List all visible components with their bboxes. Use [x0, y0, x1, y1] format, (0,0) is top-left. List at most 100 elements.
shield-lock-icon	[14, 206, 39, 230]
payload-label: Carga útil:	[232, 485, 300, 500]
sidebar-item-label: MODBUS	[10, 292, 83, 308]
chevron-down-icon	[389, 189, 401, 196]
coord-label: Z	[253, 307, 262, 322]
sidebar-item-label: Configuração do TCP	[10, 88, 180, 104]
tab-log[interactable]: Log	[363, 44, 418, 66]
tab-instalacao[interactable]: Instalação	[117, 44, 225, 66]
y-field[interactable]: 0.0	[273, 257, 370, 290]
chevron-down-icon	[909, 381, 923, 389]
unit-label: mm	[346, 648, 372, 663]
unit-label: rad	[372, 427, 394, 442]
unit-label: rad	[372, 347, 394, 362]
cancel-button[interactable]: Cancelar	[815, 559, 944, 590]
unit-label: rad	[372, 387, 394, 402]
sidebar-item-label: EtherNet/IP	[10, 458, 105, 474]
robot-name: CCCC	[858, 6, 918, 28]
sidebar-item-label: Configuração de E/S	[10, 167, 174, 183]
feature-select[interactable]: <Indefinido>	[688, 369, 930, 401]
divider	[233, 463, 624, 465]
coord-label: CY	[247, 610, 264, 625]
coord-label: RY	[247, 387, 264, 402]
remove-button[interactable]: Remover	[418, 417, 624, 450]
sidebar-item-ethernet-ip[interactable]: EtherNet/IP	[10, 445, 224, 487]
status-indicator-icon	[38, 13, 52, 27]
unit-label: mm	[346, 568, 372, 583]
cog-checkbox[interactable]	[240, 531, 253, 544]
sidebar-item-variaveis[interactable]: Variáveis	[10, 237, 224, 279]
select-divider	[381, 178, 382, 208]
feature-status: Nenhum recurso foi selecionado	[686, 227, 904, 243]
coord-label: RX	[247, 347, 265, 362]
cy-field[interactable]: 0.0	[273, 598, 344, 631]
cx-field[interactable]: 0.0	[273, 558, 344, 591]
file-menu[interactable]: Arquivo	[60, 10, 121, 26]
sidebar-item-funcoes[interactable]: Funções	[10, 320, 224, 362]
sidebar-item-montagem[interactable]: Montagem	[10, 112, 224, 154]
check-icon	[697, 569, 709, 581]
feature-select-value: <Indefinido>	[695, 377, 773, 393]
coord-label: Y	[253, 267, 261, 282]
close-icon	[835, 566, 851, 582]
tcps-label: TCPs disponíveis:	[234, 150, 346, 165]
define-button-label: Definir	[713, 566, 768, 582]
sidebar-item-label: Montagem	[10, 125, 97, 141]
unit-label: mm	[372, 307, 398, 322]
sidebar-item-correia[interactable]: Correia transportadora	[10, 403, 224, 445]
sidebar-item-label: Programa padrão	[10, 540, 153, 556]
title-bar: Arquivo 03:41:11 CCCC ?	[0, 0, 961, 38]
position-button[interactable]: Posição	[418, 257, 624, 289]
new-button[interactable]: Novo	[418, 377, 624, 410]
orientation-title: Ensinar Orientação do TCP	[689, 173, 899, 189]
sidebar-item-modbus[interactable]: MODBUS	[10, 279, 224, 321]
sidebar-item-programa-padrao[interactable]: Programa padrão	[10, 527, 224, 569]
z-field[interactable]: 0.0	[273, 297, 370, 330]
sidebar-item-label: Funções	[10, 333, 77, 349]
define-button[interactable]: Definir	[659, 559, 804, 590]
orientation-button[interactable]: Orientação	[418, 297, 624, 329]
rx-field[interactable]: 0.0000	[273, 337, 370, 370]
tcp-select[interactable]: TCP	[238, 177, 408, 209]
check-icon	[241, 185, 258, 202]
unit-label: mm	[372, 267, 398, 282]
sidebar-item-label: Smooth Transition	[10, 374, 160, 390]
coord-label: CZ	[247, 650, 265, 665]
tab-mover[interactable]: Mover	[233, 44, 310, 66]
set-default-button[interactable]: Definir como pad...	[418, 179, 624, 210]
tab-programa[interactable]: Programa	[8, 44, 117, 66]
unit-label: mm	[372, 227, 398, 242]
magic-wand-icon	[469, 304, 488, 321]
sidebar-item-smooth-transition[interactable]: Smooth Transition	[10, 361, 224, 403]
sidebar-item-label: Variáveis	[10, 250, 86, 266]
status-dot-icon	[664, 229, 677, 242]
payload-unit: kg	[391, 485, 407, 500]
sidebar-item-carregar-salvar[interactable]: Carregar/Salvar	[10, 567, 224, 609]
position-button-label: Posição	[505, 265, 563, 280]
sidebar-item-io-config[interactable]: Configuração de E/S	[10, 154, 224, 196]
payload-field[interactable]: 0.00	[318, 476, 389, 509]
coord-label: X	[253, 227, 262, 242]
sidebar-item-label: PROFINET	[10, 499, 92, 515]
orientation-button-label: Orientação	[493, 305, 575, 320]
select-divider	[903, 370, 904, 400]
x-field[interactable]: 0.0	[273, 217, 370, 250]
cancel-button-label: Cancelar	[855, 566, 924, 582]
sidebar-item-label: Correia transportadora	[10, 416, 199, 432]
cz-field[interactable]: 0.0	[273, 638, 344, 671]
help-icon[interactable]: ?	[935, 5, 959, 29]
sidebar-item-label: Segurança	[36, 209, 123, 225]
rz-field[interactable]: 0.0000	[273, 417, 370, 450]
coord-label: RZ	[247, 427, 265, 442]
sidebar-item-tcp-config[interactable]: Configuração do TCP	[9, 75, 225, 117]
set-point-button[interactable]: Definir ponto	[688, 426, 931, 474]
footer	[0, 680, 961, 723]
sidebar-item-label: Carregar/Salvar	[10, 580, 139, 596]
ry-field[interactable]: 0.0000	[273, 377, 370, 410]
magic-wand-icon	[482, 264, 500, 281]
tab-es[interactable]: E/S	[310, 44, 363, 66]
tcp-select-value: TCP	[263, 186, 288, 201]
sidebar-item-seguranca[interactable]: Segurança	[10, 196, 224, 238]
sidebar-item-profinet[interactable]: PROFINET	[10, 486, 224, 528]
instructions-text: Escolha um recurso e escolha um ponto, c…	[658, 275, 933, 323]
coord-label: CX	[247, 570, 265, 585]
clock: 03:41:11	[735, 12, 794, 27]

+-------+

> _Exercice_:
Réécrivez les lignes des enregistrements ci-dessus en substituant « axis-label » à chaque occurrence de « coord-label », sans modifier quoi que ce soit d'autre.

> _Réponse_:
List all visible components with their bboxes. Use [x0, y0, x1, y1] format, (0,0) is top-left. List at most 100 elements.
shield-lock-icon	[14, 206, 39, 230]
payload-label: Carga útil:	[232, 485, 300, 500]
sidebar-item-label: MODBUS	[10, 292, 83, 308]
chevron-down-icon	[389, 189, 401, 196]
axis-label: Z	[253, 307, 262, 322]
sidebar-item-label: Configuração do TCP	[10, 88, 180, 104]
tab-log[interactable]: Log	[363, 44, 418, 66]
tab-instalacao[interactable]: Instalação	[117, 44, 225, 66]
y-field[interactable]: 0.0	[273, 257, 370, 290]
chevron-down-icon	[909, 381, 923, 389]
unit-label: mm	[346, 648, 372, 663]
unit-label: rad	[372, 427, 394, 442]
unit-label: rad	[372, 347, 394, 362]
cancel-button[interactable]: Cancelar	[815, 559, 944, 590]
unit-label: rad	[372, 387, 394, 402]
sidebar-item-label: EtherNet/IP	[10, 458, 105, 474]
robot-name: CCCC	[858, 6, 918, 28]
sidebar-item-label: Configuração de E/S	[10, 167, 174, 183]
feature-select[interactable]: <Indefinido>	[688, 369, 930, 401]
divider	[233, 463, 624, 465]
axis-label: CY	[247, 610, 264, 625]
axis-label: RY	[247, 387, 264, 402]
remove-button[interactable]: Remover	[418, 417, 624, 450]
sidebar-item-ethernet-ip[interactable]: EtherNet/IP	[10, 445, 224, 487]
status-indicator-icon	[38, 13, 52, 27]
unit-label: mm	[346, 568, 372, 583]
cog-checkbox[interactable]	[240, 531, 253, 544]
sidebar-item-variaveis[interactable]: Variáveis	[10, 237, 224, 279]
select-divider	[381, 178, 382, 208]
feature-status: Nenhum recurso foi selecionado	[686, 227, 904, 243]
axis-label: RX	[247, 347, 265, 362]
cy-field[interactable]: 0.0	[273, 598, 344, 631]
cx-field[interactable]: 0.0	[273, 558, 344, 591]
file-menu[interactable]: Arquivo	[60, 10, 121, 26]
sidebar-item-funcoes[interactable]: Funções	[10, 320, 224, 362]
sidebar-item-montagem[interactable]: Montagem	[10, 112, 224, 154]
check-icon	[697, 569, 709, 581]
feature-select-value: <Indefinido>	[695, 377, 773, 393]
axis-label: Y	[253, 267, 261, 282]
close-icon	[835, 566, 851, 582]
tcps-label: TCPs disponíveis:	[234, 150, 346, 165]
define-button-label: Definir	[713, 566, 768, 582]
sidebar-item-label: Montagem	[10, 125, 97, 141]
unit-label: mm	[372, 307, 398, 322]
sidebar-item-correia[interactable]: Correia transportadora	[10, 403, 224, 445]
sidebar-item-label: Programa padrão	[10, 540, 153, 556]
title-bar: Arquivo 03:41:11 CCCC ?	[0, 0, 961, 38]
position-button[interactable]: Posição	[418, 257, 624, 289]
new-button[interactable]: Novo	[418, 377, 624, 410]
orientation-title: Ensinar Orientação do TCP	[689, 173, 899, 189]
sidebar-item-modbus[interactable]: MODBUS	[10, 279, 224, 321]
sidebar-item-programa-padrao[interactable]: Programa padrão	[10, 527, 224, 569]
z-field[interactable]: 0.0	[273, 297, 370, 330]
sidebar-item-label: Funções	[10, 333, 77, 349]
define-button[interactable]: Definir	[659, 559, 804, 590]
orientation-button[interactable]: Orientação	[418, 297, 624, 329]
rx-field[interactable]: 0.0000	[273, 337, 370, 370]
tcp-select[interactable]: TCP	[238, 177, 408, 209]
check-icon	[241, 185, 258, 202]
unit-label: mm	[372, 267, 398, 282]
sidebar-item-label: Smooth Transition	[10, 374, 160, 390]
axis-label: CZ	[247, 650, 265, 665]
tab-mover[interactable]: Mover	[233, 44, 310, 66]
set-default-button[interactable]: Definir como pad...	[418, 179, 624, 210]
tab-programa[interactable]: Programa	[8, 44, 117, 66]
unit-label: mm	[372, 227, 398, 242]
magic-wand-icon	[469, 304, 488, 321]
sidebar-item-smooth-transition[interactable]: Smooth Transition	[10, 361, 224, 403]
sidebar-item-label: Variáveis	[10, 250, 86, 266]
status-dot-icon	[664, 229, 677, 242]
payload-unit: kg	[391, 485, 407, 500]
sidebar-item-carregar-salvar[interactable]: Carregar/Salvar	[10, 567, 224, 609]
position-button-label: Posição	[505, 265, 563, 280]
sidebar-item-io-config[interactable]: Configuração de E/S	[10, 154, 224, 196]
payload-field[interactable]: 0.00	[318, 476, 389, 509]
axis-label: X	[253, 227, 262, 242]
sidebar-item-label: PROFINET	[10, 499, 92, 515]
orientation-button-label: Orientação	[493, 305, 575, 320]
select-divider	[903, 370, 904, 400]
x-field[interactable]: 0.0	[273, 217, 370, 250]
cancel-button-label: Cancelar	[855, 566, 924, 582]
sidebar-item-label: Correia transportadora	[10, 416, 199, 432]
cz-field[interactable]: 0.0	[273, 638, 344, 671]
help-icon[interactable]: ?	[935, 5, 959, 29]
sidebar-item-label: Segurança	[36, 209, 123, 225]
rz-field[interactable]: 0.0000	[273, 417, 370, 450]
axis-label: RZ	[247, 427, 265, 442]
sidebar-item-tcp-config[interactable]: Configuração do TCP	[9, 75, 225, 117]
set-point-button[interactable]: Definir ponto	[688, 426, 931, 474]
footer	[0, 680, 961, 723]
sidebar-item-label: Carregar/Salvar	[10, 580, 139, 596]
ry-field[interactable]: 0.0000	[273, 377, 370, 410]
magic-wand-icon	[482, 264, 500, 281]
tab-es[interactable]: E/S	[310, 44, 363, 66]
tcp-select-value: TCP	[263, 186, 288, 201]
sidebar-item-seguranca[interactable]: Segurança	[10, 196, 224, 238]
sidebar-item-profinet[interactable]: PROFINET	[10, 486, 224, 528]
instructions-text: Escolha um recurso e escolha um ponto, c…	[658, 275, 933, 323]
axis-label: CX	[247, 570, 265, 585]
clock: 03:41:11	[735, 12, 794, 27]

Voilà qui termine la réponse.